Task data:

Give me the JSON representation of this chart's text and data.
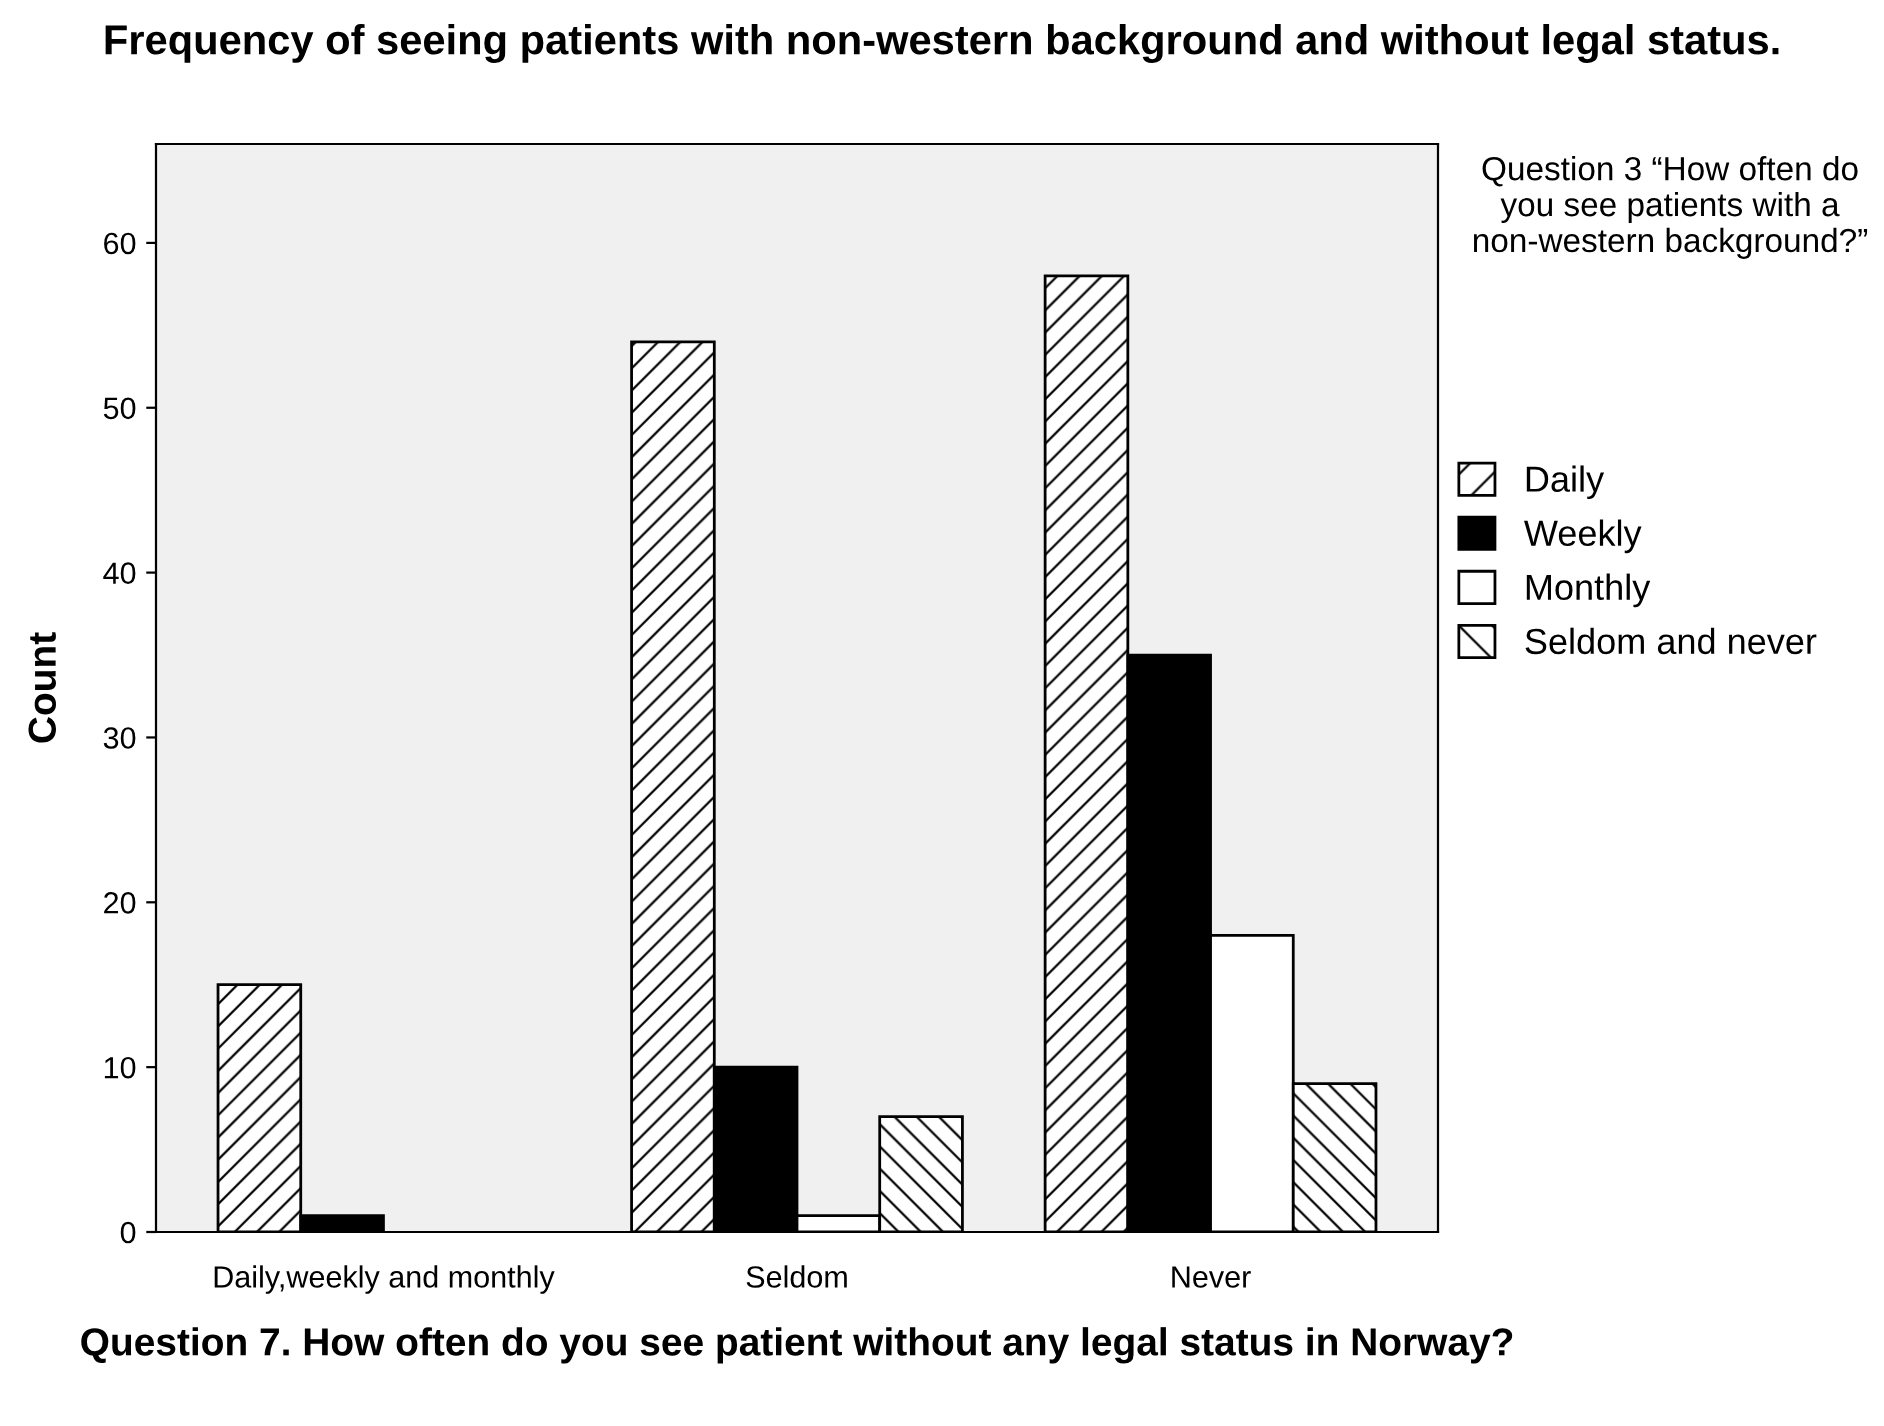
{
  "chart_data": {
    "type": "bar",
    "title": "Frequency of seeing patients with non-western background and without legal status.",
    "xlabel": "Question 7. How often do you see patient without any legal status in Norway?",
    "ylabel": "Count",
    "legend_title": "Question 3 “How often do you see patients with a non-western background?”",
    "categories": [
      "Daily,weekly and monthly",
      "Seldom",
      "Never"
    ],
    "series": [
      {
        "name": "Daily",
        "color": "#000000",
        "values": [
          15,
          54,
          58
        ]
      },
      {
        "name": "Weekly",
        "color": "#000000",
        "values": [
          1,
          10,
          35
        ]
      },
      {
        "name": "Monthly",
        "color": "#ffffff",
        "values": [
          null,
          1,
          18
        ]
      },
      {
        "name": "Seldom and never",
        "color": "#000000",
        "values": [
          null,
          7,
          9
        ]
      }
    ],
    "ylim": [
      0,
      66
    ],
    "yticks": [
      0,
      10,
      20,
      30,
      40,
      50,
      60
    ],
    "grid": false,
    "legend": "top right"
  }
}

Exercise description:
List every line above that contains the word "background".

Solution for this exercise:
    "title": "Frequency of seeing patients with non-western background and without legal status.",
    "legend_title": "Question 3 “How often do you see patients with a non-western background?”",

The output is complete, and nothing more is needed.